(Records about charts and figures)
begin

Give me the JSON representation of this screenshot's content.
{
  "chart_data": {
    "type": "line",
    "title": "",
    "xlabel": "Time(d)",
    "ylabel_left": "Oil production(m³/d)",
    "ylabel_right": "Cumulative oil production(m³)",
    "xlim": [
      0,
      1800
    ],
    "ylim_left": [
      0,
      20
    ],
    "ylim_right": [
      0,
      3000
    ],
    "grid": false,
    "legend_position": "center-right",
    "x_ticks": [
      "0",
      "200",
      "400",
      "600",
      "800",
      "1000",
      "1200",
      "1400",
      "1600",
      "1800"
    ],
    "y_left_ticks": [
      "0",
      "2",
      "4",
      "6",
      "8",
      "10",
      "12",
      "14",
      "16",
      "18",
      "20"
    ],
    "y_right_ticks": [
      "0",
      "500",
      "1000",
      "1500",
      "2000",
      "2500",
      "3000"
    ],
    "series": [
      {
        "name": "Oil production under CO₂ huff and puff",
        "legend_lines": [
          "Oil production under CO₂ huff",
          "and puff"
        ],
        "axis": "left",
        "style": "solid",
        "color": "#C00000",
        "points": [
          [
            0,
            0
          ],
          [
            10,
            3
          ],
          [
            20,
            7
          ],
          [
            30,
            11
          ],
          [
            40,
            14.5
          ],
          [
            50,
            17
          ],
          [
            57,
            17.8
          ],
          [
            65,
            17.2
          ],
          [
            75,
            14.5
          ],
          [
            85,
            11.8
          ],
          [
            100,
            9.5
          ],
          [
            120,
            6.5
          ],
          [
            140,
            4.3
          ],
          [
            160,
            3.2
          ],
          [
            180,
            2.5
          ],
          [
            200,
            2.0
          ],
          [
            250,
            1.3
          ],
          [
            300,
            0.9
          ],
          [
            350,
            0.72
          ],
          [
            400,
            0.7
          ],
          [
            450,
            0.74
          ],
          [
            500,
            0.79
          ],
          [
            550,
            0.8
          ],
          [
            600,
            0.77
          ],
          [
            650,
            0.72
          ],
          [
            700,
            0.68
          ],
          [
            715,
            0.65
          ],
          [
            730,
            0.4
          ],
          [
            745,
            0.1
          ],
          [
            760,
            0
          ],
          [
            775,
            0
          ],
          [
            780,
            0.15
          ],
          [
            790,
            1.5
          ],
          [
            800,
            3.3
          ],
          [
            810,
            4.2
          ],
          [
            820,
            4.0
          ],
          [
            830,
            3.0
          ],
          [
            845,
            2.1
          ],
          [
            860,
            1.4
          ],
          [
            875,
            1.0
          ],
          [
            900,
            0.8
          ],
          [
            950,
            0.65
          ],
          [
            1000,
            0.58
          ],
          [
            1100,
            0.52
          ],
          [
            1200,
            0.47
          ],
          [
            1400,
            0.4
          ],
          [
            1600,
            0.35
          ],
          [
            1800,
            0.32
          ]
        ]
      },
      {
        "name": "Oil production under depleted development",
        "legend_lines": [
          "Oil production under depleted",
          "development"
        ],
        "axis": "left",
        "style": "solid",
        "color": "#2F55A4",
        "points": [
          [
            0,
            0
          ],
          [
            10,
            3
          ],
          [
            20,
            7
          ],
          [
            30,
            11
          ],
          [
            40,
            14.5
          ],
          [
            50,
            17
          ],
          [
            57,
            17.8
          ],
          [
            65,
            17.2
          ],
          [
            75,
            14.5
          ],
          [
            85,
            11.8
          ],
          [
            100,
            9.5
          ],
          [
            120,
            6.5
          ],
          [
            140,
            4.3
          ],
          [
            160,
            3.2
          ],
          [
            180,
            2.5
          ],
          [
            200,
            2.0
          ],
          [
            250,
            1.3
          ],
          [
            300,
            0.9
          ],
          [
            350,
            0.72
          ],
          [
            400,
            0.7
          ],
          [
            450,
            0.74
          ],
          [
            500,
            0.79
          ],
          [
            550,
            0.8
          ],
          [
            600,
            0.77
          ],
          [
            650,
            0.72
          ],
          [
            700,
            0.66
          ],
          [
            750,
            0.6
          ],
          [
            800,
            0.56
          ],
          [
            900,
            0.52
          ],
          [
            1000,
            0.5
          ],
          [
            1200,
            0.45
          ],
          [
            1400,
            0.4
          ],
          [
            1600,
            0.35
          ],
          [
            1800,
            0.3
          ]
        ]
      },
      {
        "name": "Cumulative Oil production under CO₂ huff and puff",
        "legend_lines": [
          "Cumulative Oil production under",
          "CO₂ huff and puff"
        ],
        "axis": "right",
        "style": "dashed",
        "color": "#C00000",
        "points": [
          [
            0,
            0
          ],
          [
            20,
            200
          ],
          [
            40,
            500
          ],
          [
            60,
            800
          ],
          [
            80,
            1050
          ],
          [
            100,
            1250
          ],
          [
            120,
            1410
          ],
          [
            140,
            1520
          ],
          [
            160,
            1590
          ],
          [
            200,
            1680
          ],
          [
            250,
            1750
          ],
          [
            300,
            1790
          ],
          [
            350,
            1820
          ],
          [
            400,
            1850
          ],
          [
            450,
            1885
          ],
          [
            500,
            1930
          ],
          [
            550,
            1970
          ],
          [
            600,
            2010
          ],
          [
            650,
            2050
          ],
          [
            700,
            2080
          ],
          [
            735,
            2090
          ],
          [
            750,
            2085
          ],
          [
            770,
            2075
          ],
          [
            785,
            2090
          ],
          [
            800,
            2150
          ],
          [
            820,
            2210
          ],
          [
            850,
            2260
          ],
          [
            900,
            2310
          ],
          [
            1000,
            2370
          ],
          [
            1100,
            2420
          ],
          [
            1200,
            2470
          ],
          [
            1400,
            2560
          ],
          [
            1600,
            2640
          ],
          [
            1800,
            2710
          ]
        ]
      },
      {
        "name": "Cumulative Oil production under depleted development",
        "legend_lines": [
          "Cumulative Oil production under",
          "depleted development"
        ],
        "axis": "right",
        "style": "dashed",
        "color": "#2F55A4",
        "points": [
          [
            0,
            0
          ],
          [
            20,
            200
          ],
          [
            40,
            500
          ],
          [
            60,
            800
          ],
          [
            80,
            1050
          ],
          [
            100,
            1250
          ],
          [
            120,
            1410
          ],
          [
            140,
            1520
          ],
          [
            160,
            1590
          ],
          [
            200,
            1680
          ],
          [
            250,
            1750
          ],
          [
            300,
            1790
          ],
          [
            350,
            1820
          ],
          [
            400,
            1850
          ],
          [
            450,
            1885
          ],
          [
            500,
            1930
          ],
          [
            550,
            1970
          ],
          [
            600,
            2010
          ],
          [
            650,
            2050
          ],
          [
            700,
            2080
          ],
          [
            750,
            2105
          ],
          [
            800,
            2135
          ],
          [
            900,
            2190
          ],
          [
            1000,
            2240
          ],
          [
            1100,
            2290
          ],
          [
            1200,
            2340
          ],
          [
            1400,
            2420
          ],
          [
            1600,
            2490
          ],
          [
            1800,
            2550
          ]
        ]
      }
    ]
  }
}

end

§ Brief:
Give the complete listing a second time, exactly as it reads.

§ Result:
Give me the JSON representation of this screenshot's content.
{
  "chart_data": {
    "type": "line",
    "title": "",
    "xlabel": "Time(d)",
    "ylabel_left": "Oil production(m³/d)",
    "ylabel_right": "Cumulative oil production(m³)",
    "xlim": [
      0,
      1800
    ],
    "ylim_left": [
      0,
      20
    ],
    "ylim_right": [
      0,
      3000
    ],
    "grid": false,
    "legend_position": "center-right",
    "x_ticks": [
      "0",
      "200",
      "400",
      "600",
      "800",
      "1000",
      "1200",
      "1400",
      "1600",
      "1800"
    ],
    "y_left_ticks": [
      "0",
      "2",
      "4",
      "6",
      "8",
      "10",
      "12",
      "14",
      "16",
      "18",
      "20"
    ],
    "y_right_ticks": [
      "0",
      "500",
      "1000",
      "1500",
      "2000",
      "2500",
      "3000"
    ],
    "series": [
      {
        "name": "Oil production under CO₂ huff and puff",
        "legend_lines": [
          "Oil production under CO₂ huff",
          "and puff"
        ],
        "axis": "left",
        "style": "solid",
        "color": "#C00000",
        "points": [
          [
            0,
            0
          ],
          [
            10,
            3
          ],
          [
            20,
            7
          ],
          [
            30,
            11
          ],
          [
            40,
            14.5
          ],
          [
            50,
            17
          ],
          [
            57,
            17.8
          ],
          [
            65,
            17.2
          ],
          [
            75,
            14.5
          ],
          [
            85,
            11.8
          ],
          [
            100,
            9.5
          ],
          [
            120,
            6.5
          ],
          [
            140,
            4.3
          ],
          [
            160,
            3.2
          ],
          [
            180,
            2.5
          ],
          [
            200,
            2.0
          ],
          [
            250,
            1.3
          ],
          [
            300,
            0.9
          ],
          [
            350,
            0.72
          ],
          [
            400,
            0.7
          ],
          [
            450,
            0.74
          ],
          [
            500,
            0.79
          ],
          [
            550,
            0.8
          ],
          [
            600,
            0.77
          ],
          [
            650,
            0.72
          ],
          [
            700,
            0.68
          ],
          [
            715,
            0.65
          ],
          [
            730,
            0.4
          ],
          [
            745,
            0.1
          ],
          [
            760,
            0
          ],
          [
            775,
            0
          ],
          [
            780,
            0.15
          ],
          [
            790,
            1.5
          ],
          [
            800,
            3.3
          ],
          [
            810,
            4.2
          ],
          [
            820,
            4.0
          ],
          [
            830,
            3.0
          ],
          [
            845,
            2.1
          ],
          [
            860,
            1.4
          ],
          [
            875,
            1.0
          ],
          [
            900,
            0.8
          ],
          [
            950,
            0.65
          ],
          [
            1000,
            0.58
          ],
          [
            1100,
            0.52
          ],
          [
            1200,
            0.47
          ],
          [
            1400,
            0.4
          ],
          [
            1600,
            0.35
          ],
          [
            1800,
            0.32
          ]
        ]
      },
      {
        "name": "Oil production under depleted development",
        "legend_lines": [
          "Oil production under depleted",
          "development"
        ],
        "axis": "left",
        "style": "solid",
        "color": "#2F55A4",
        "points": [
          [
            0,
            0
          ],
          [
            10,
            3
          ],
          [
            20,
            7
          ],
          [
            30,
            11
          ],
          [
            40,
            14.5
          ],
          [
            50,
            17
          ],
          [
            57,
            17.8
          ],
          [
            65,
            17.2
          ],
          [
            75,
            14.5
          ],
          [
            85,
            11.8
          ],
          [
            100,
            9.5
          ],
          [
            120,
            6.5
          ],
          [
            140,
            4.3
          ],
          [
            160,
            3.2
          ],
          [
            180,
            2.5
          ],
          [
            200,
            2.0
          ],
          [
            250,
            1.3
          ],
          [
            300,
            0.9
          ],
          [
            350,
            0.72
          ],
          [
            400,
            0.7
          ],
          [
            450,
            0.74
          ],
          [
            500,
            0.79
          ],
          [
            550,
            0.8
          ],
          [
            600,
            0.77
          ],
          [
            650,
            0.72
          ],
          [
            700,
            0.66
          ],
          [
            750,
            0.6
          ],
          [
            800,
            0.56
          ],
          [
            900,
            0.52
          ],
          [
            1000,
            0.5
          ],
          [
            1200,
            0.45
          ],
          [
            1400,
            0.4
          ],
          [
            1600,
            0.35
          ],
          [
            1800,
            0.3
          ]
        ]
      },
      {
        "name": "Cumulative Oil production under CO₂ huff and puff",
        "legend_lines": [
          "Cumulative Oil production under",
          "CO₂ huff and puff"
        ],
        "axis": "right",
        "style": "dashed",
        "color": "#C00000",
        "points": [
          [
            0,
            0
          ],
          [
            20,
            200
          ],
          [
            40,
            500
          ],
          [
            60,
            800
          ],
          [
            80,
            1050
          ],
          [
            100,
            1250
          ],
          [
            120,
            1410
          ],
          [
            140,
            1520
          ],
          [
            160,
            1590
          ],
          [
            200,
            1680
          ],
          [
            250,
            1750
          ],
          [
            300,
            1790
          ],
          [
            350,
            1820
          ],
          [
            400,
            1850
          ],
          [
            450,
            1885
          ],
          [
            500,
            1930
          ],
          [
            550,
            1970
          ],
          [
            600,
            2010
          ],
          [
            650,
            2050
          ],
          [
            700,
            2080
          ],
          [
            735,
            2090
          ],
          [
            750,
            2085
          ],
          [
            770,
            2075
          ],
          [
            785,
            2090
          ],
          [
            800,
            2150
          ],
          [
            820,
            2210
          ],
          [
            850,
            2260
          ],
          [
            900,
            2310
          ],
          [
            1000,
            2370
          ],
          [
            1100,
            2420
          ],
          [
            1200,
            2470
          ],
          [
            1400,
            2560
          ],
          [
            1600,
            2640
          ],
          [
            1800,
            2710
          ]
        ]
      },
      {
        "name": "Cumulative Oil production under depleted development",
        "legend_lines": [
          "Cumulative Oil production under",
          "depleted development"
        ],
        "axis": "right",
        "style": "dashed",
        "color": "#2F55A4",
        "points": [
          [
            0,
            0
          ],
          [
            20,
            200
          ],
          [
            40,
            500
          ],
          [
            60,
            800
          ],
          [
            80,
            1050
          ],
          [
            100,
            1250
          ],
          [
            120,
            1410
          ],
          [
            140,
            1520
          ],
          [
            160,
            1590
          ],
          [
            200,
            1680
          ],
          [
            250,
            1750
          ],
          [
            300,
            1790
          ],
          [
            350,
            1820
          ],
          [
            400,
            1850
          ],
          [
            450,
            1885
          ],
          [
            500,
            1930
          ],
          [
            550,
            1970
          ],
          [
            600,
            2010
          ],
          [
            650,
            2050
          ],
          [
            700,
            2080
          ],
          [
            750,
            2105
          ],
          [
            800,
            2135
          ],
          [
            900,
            2190
          ],
          [
            1000,
            2240
          ],
          [
            1100,
            2290
          ],
          [
            1200,
            2340
          ],
          [
            1400,
            2420
          ],
          [
            1600,
            2490
          ],
          [
            1800,
            2550
          ]
        ]
      }
    ]
  }
}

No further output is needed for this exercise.